YOUR INSTRUCTIONS | Which lines hold the word "Number"? Copy each of them from the material.

-----

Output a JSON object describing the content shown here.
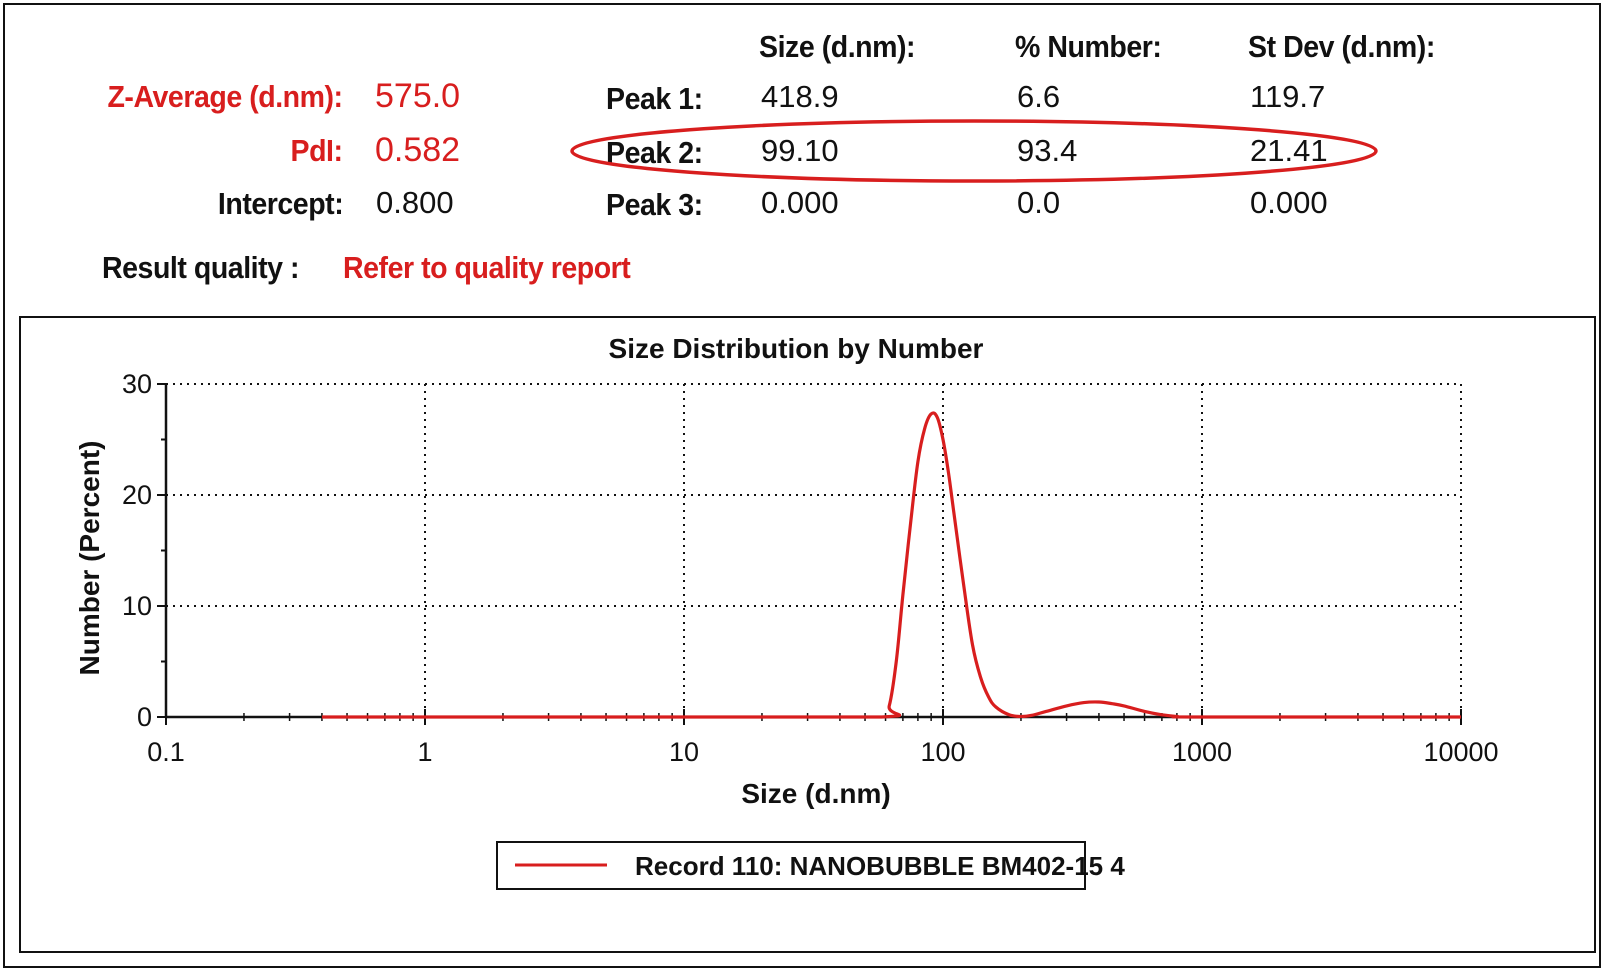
{
  "summary": {
    "z_average_label": "Z-Average (d.nm):",
    "z_average_value": "575.0",
    "pdi_label": "PdI:",
    "pdi_value": "0.582",
    "intercept_label": "Intercept:",
    "intercept_value": "0.800",
    "result_quality_label": "Result quality :",
    "result_quality_value": "Refer to quality report"
  },
  "peaks": {
    "headers": [
      "Size (d.nm):",
      "% Number:",
      "St Dev (d.nm):"
    ],
    "rows": [
      {
        "label": "Peak 1:",
        "size": "418.9",
        "percent": "6.6",
        "stdev": "119.7"
      },
      {
        "label": "Peak 2:",
        "size": "99.10",
        "percent": "93.4",
        "stdev": "21.41"
      },
      {
        "label": "Peak 3:",
        "size": "0.000",
        "percent": "0.0",
        "stdev": "0.000"
      }
    ],
    "highlighted_row": "Peak 2:"
  },
  "colors": {
    "accent": "#d81e1e",
    "text": "#111111",
    "grid": "#111111"
  },
  "chart_data": {
    "type": "line",
    "title": "Size Distribution by Number",
    "xlabel": "Size (d.nm)",
    "ylabel": "Number (Percent)",
    "x_scale": "log",
    "xlim": [
      0.1,
      10000
    ],
    "ylim": [
      0,
      30
    ],
    "x_ticks": [
      "0.1",
      "1",
      "10",
      "100",
      "1000",
      "10000"
    ],
    "y_ticks": [
      "0",
      "10",
      "20",
      "30"
    ],
    "grid": true,
    "legend_position": "bottom-center",
    "series": [
      {
        "name": "Record 110: NANOBUBBLE BM402-15 4",
        "color": "#d81e1e",
        "x": [
          0.4,
          1,
          10,
          58,
          62,
          66,
          70,
          75,
          80,
          85,
          90,
          95,
          100,
          105,
          110,
          120,
          130,
          140,
          150,
          160,
          180,
          200,
          220,
          250,
          300,
          350,
          400,
          450,
          500,
          600,
          700,
          800,
          1000,
          10000
        ],
        "y": [
          0,
          0,
          0,
          0,
          1.0,
          5.0,
          11.0,
          17.5,
          23.0,
          26.0,
          27.3,
          27.0,
          25.0,
          22.0,
          18.5,
          12.0,
          6.5,
          3.5,
          1.8,
          0.9,
          0.2,
          0.05,
          0.15,
          0.5,
          1.0,
          1.3,
          1.35,
          1.2,
          1.0,
          0.5,
          0.2,
          0.05,
          0,
          0
        ]
      }
    ]
  }
}
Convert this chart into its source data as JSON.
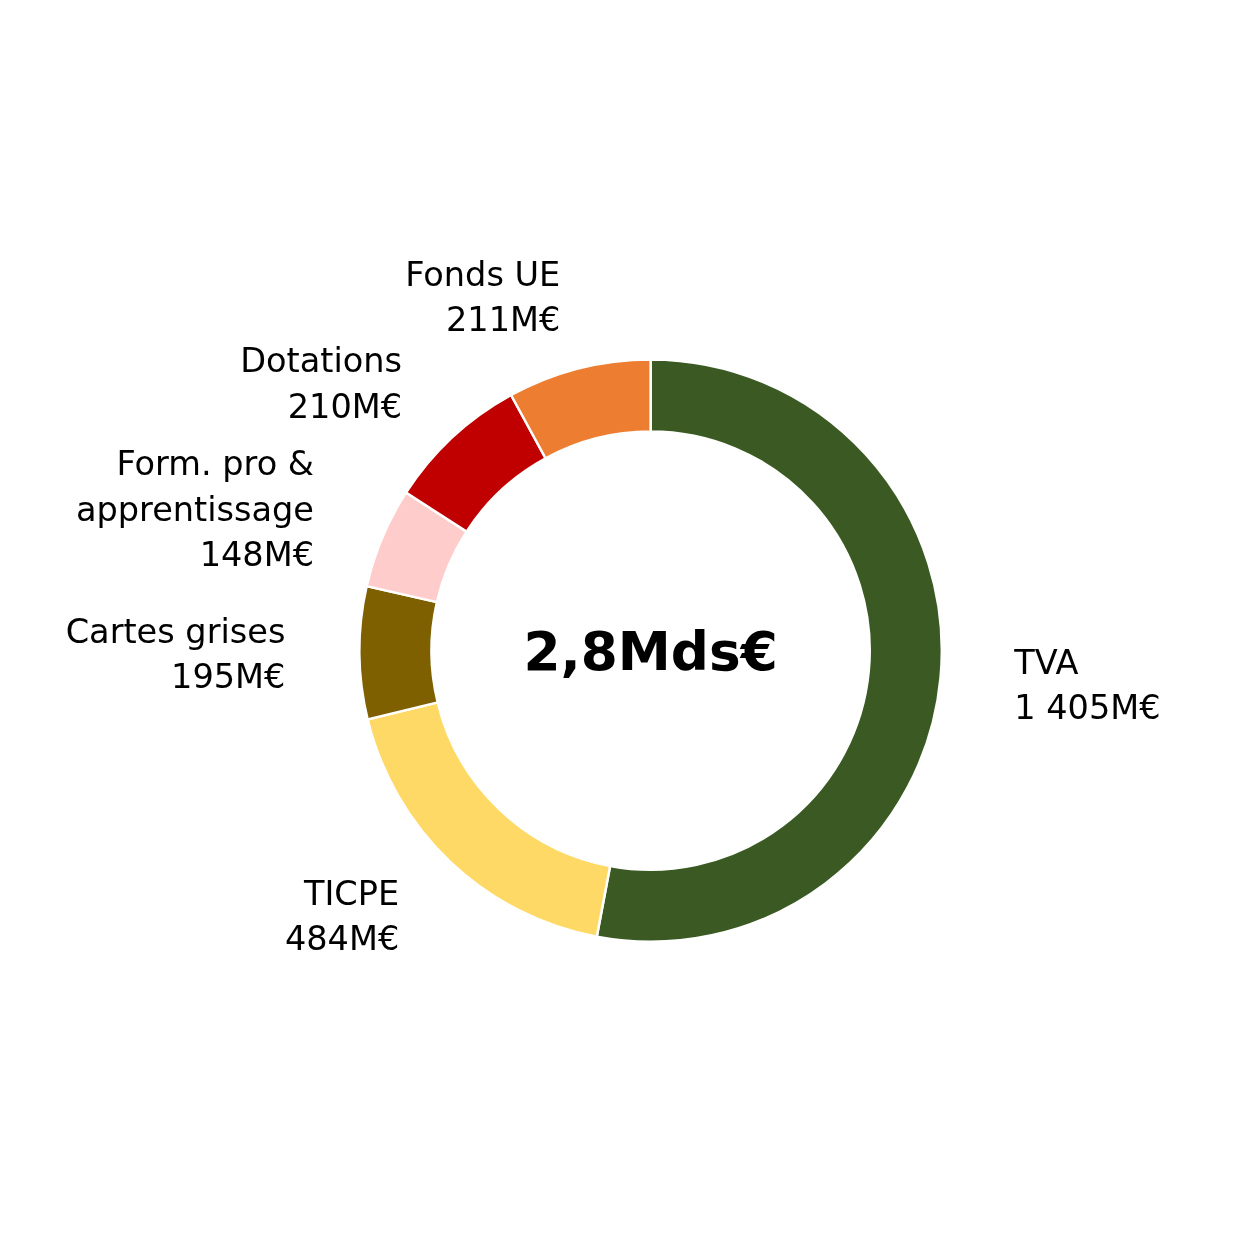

-----

WRITTEN RESPONSE |
      "% Number:",
    "title": "Size Distribution by Number",
    "ylabel": "Number (Percent)",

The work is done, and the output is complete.